> _Set task_: Reproduce the listing word for word. Skip any image.

Excerpts from a figure dataset:
★ ★ ★
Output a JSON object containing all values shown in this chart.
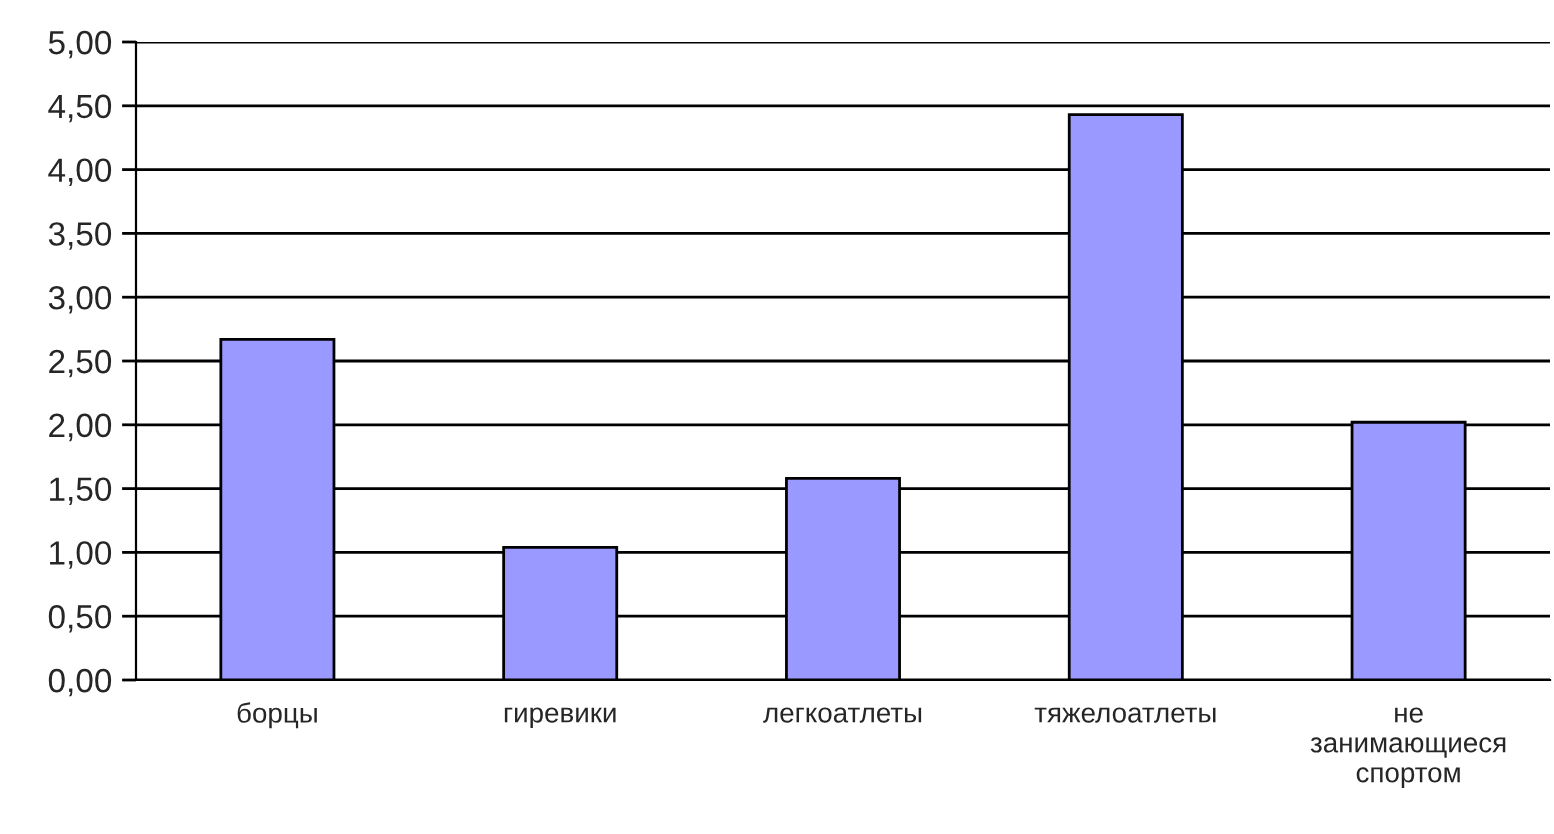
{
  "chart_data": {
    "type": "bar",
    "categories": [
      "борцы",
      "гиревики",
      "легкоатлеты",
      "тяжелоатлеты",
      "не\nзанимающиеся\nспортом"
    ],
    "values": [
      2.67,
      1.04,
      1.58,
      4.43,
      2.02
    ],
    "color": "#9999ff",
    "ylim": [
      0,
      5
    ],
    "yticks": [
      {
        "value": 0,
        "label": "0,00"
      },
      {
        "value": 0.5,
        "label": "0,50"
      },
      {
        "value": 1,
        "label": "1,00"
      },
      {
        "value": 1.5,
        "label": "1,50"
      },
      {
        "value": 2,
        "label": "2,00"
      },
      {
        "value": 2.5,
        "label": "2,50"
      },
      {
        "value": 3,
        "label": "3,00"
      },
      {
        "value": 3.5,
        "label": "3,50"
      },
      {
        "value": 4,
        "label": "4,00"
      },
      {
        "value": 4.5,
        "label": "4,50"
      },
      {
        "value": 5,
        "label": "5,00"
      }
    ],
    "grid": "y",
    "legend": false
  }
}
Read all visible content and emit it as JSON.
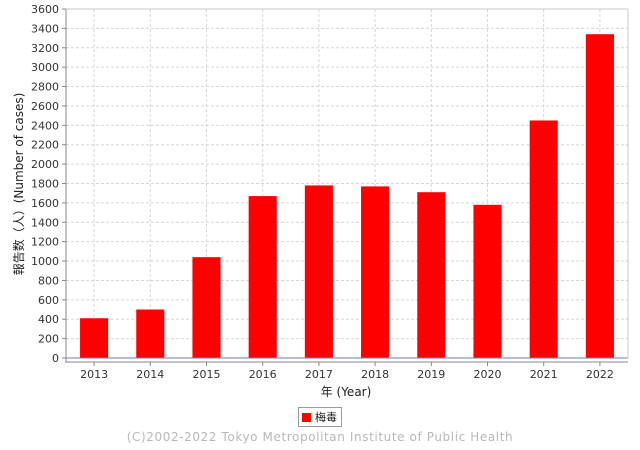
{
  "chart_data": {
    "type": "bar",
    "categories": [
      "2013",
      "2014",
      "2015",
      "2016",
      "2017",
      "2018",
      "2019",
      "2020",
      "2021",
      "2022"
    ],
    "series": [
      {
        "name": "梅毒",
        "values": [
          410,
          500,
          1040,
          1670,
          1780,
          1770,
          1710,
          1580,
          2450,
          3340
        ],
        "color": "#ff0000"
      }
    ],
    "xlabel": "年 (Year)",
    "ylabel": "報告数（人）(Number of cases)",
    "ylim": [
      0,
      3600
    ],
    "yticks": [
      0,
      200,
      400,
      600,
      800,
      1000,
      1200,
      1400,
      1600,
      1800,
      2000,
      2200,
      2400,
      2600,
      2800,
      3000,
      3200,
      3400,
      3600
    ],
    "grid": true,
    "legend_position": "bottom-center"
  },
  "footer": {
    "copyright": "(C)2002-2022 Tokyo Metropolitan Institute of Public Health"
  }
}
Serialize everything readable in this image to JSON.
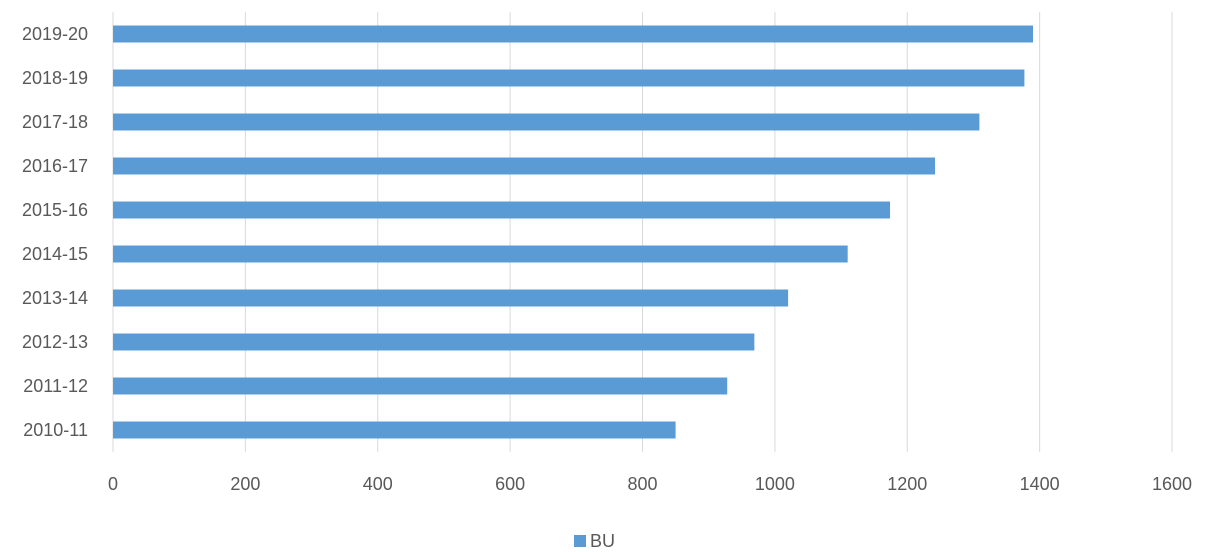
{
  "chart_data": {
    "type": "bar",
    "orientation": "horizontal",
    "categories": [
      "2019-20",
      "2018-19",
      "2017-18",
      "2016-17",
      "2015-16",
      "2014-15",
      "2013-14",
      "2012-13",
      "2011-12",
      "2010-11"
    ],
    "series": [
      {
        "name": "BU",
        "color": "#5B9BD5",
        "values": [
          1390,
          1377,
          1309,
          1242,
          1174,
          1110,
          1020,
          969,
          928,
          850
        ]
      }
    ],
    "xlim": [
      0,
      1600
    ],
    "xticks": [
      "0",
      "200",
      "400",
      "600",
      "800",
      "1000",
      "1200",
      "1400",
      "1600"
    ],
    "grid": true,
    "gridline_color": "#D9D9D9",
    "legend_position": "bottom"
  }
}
★ ★ ★
> _Result of this exercise_:
Output a JSON object containing all values shown in this chart.
{
  "chart_data": {
    "type": "bar",
    "categories": [
      "борцы",
      "гиревики",
      "легкоатлеты",
      "тяжелоатлеты",
      "не\nзанимающиеся\nспортом"
    ],
    "values": [
      2.67,
      1.04,
      1.58,
      4.43,
      2.02
    ],
    "color": "#9999ff",
    "ylim": [
      0,
      5
    ],
    "yticks": [
      {
        "value": 0,
        "label": "0,00"
      },
      {
        "value": 0.5,
        "label": "0,50"
      },
      {
        "value": 1,
        "label": "1,00"
      },
      {
        "value": 1.5,
        "label": "1,50"
      },
      {
        "value": 2,
        "label": "2,00"
      },
      {
        "value": 2.5,
        "label": "2,50"
      },
      {
        "value": 3,
        "label": "3,00"
      },
      {
        "value": 3.5,
        "label": "3,50"
      },
      {
        "value": 4,
        "label": "4,00"
      },
      {
        "value": 4.5,
        "label": "4,50"
      },
      {
        "value": 5,
        "label": "5,00"
      }
    ],
    "grid": "y",
    "legend": false
  }
}
Read all visible content and emit it as JSON.
{
  "chart_data": {
    "type": "bar",
    "categories": [
      "2013",
      "2014",
      "2015",
      "2016",
      "2017",
      "2018",
      "2019",
      "2020",
      "2021",
      "2022"
    ],
    "series": [
      {
        "name": "梅毒",
        "values": [
          410,
          500,
          1040,
          1670,
          1780,
          1770,
          1710,
          1580,
          2450,
          3340
        ],
        "color": "#ff0000"
      }
    ],
    "xlabel": "年 (Year)",
    "ylabel": "報告数（人）(Number of cases)",
    "ylim": [
      0,
      3600
    ],
    "yticks": [
      0,
      200,
      400,
      600,
      800,
      1000,
      1200,
      1400,
      1600,
      1800,
      2000,
      2200,
      2400,
      2600,
      2800,
      3000,
      3200,
      3400,
      3600
    ],
    "grid": true,
    "legend_position": "bottom-center"
  },
  "footer": {
    "copyright": "(C)2002-2022 Tokyo Metropolitan Institute of Public Health"
  }
}
Serialize everything readable in this image to JSON.
{
  "chart_data": {
    "type": "bar",
    "orientation": "horizontal",
    "categories": [
      "2019-20",
      "2018-19",
      "2017-18",
      "2016-17",
      "2015-16",
      "2014-15",
      "2013-14",
      "2012-13",
      "2011-12",
      "2010-11"
    ],
    "series": [
      {
        "name": "BU",
        "color": "#5B9BD5",
        "values": [
          1390,
          1377,
          1309,
          1242,
          1174,
          1110,
          1020,
          969,
          928,
          850
        ]
      }
    ],
    "xlim": [
      0,
      1600
    ],
    "xticks": [
      "0",
      "200",
      "400",
      "600",
      "800",
      "1000",
      "1200",
      "1400",
      "1600"
    ],
    "grid": true,
    "gridline_color": "#D9D9D9",
    "legend_position": "bottom"
  }
}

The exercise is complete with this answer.